▶ **Work required**
Every record should be repeated exactly, except that pictures are left out.

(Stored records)
>>

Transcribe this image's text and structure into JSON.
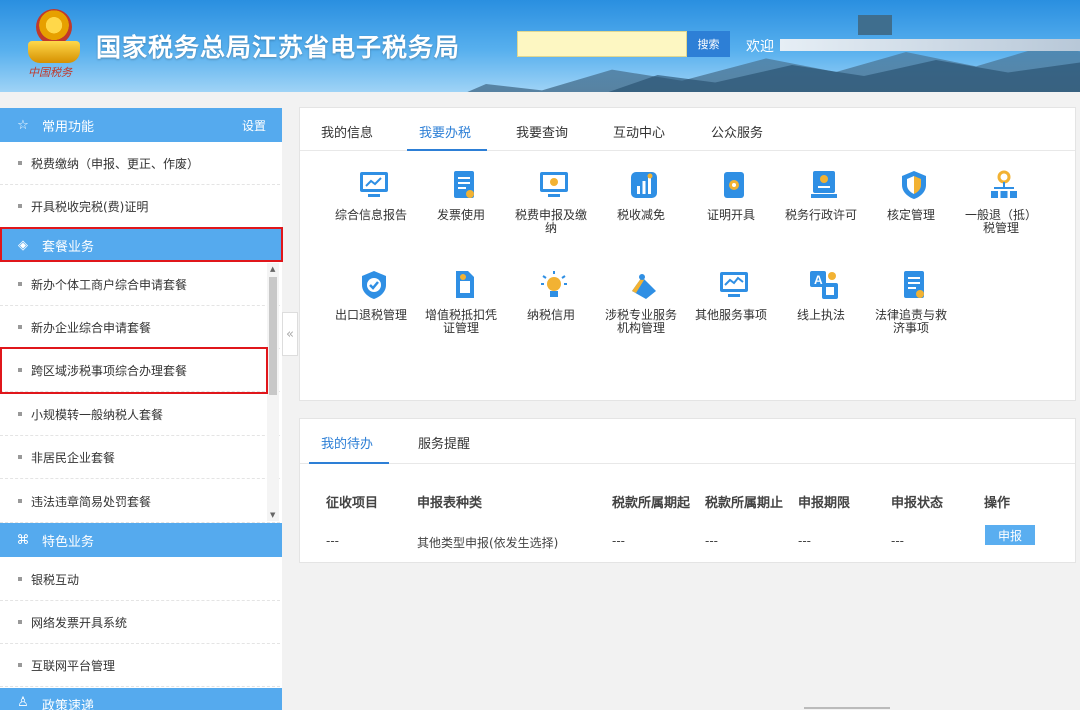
{
  "header": {
    "site_title": "国家税务总局江苏省电子税务局",
    "emblem_text": "中国税务",
    "search_placeholder": "",
    "search_button": "搜索",
    "welcome": "欢迎"
  },
  "sidebar": {
    "common": {
      "title": "常用功能",
      "settings": "设置",
      "items": [
        "税费缴纳（申报、更正、作废）",
        "开具税收完税(费)证明"
      ]
    },
    "packages": {
      "title": "套餐业务",
      "items": [
        "新办个体工商户综合申请套餐",
        "新办企业综合申请套餐",
        "跨区域涉税事项综合办理套餐",
        "小规模转一般纳税人套餐",
        "非居民企业套餐",
        "违法违章简易处罚套餐"
      ]
    },
    "featured": {
      "title": "特色业务",
      "items": [
        "银税互动",
        "网络发票开具系统",
        "互联网平台管理"
      ]
    },
    "policy": {
      "title": "政策速递"
    }
  },
  "service_panel": {
    "tabs": [
      "我的信息",
      "我要办税",
      "我要查询",
      "互动中心",
      "公众服务"
    ],
    "active_tab": "我要办税",
    "services_row1": [
      "综合信息报告",
      "发票使用",
      "税费申报及缴纳",
      "税收减免",
      "证明开具",
      "税务行政许可",
      "核定管理",
      "一般退（抵）税管理"
    ],
    "services_row2": [
      "出口退税管理",
      "增值税抵扣凭证管理",
      "纳税信用",
      "涉税专业服务机构管理",
      "其他服务事项",
      "线上执法",
      "法律追责与救济事项"
    ]
  },
  "todo_panel": {
    "tabs": [
      "我的待办",
      "服务提醒"
    ],
    "active_tab": "我的待办",
    "columns": [
      "征收项目",
      "申报表种类",
      "税款所属期起",
      "税款所属期止",
      "申报期限",
      "申报状态",
      "操作"
    ],
    "row": [
      "---",
      "其他类型申报(依发生选择)",
      "---",
      "---",
      "---",
      "---"
    ],
    "action_label": "申报"
  },
  "colors": {
    "accent": "#2d7fd6",
    "sidebar_header": "#55aaee",
    "highlight_border": "#e0161b"
  }
}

<<

▶ **Worked solution**
Transcribe this image's text and structure into JSON.
{
  "header": {
    "site_title": "国家税务总局江苏省电子税务局",
    "emblem_text": "中国税务",
    "search_placeholder": "",
    "search_button": "搜索",
    "welcome": "欢迎"
  },
  "sidebar": {
    "common": {
      "title": "常用功能",
      "settings": "设置",
      "items": [
        "税费缴纳（申报、更正、作废）",
        "开具税收完税(费)证明"
      ]
    },
    "packages": {
      "title": "套餐业务",
      "items": [
        "新办个体工商户综合申请套餐",
        "新办企业综合申请套餐",
        "跨区域涉税事项综合办理套餐",
        "小规模转一般纳税人套餐",
        "非居民企业套餐",
        "违法违章简易处罚套餐"
      ]
    },
    "featured": {
      "title": "特色业务",
      "items": [
        "银税互动",
        "网络发票开具系统",
        "互联网平台管理"
      ]
    },
    "policy": {
      "title": "政策速递"
    }
  },
  "service_panel": {
    "tabs": [
      "我的信息",
      "我要办税",
      "我要查询",
      "互动中心",
      "公众服务"
    ],
    "active_tab": "我要办税",
    "services_row1": [
      "综合信息报告",
      "发票使用",
      "税费申报及缴纳",
      "税收减免",
      "证明开具",
      "税务行政许可",
      "核定管理",
      "一般退（抵）税管理"
    ],
    "services_row2": [
      "出口退税管理",
      "增值税抵扣凭证管理",
      "纳税信用",
      "涉税专业服务机构管理",
      "其他服务事项",
      "线上执法",
      "法律追责与救济事项"
    ]
  },
  "todo_panel": {
    "tabs": [
      "我的待办",
      "服务提醒"
    ],
    "active_tab": "我的待办",
    "columns": [
      "征收项目",
      "申报表种类",
      "税款所属期起",
      "税款所属期止",
      "申报期限",
      "申报状态",
      "操作"
    ],
    "row": [
      "---",
      "其他类型申报(依发生选择)",
      "---",
      "---",
      "---",
      "---"
    ],
    "action_label": "申报"
  },
  "colors": {
    "accent": "#2d7fd6",
    "sidebar_header": "#55aaee",
    "highlight_border": "#e0161b"
  }
}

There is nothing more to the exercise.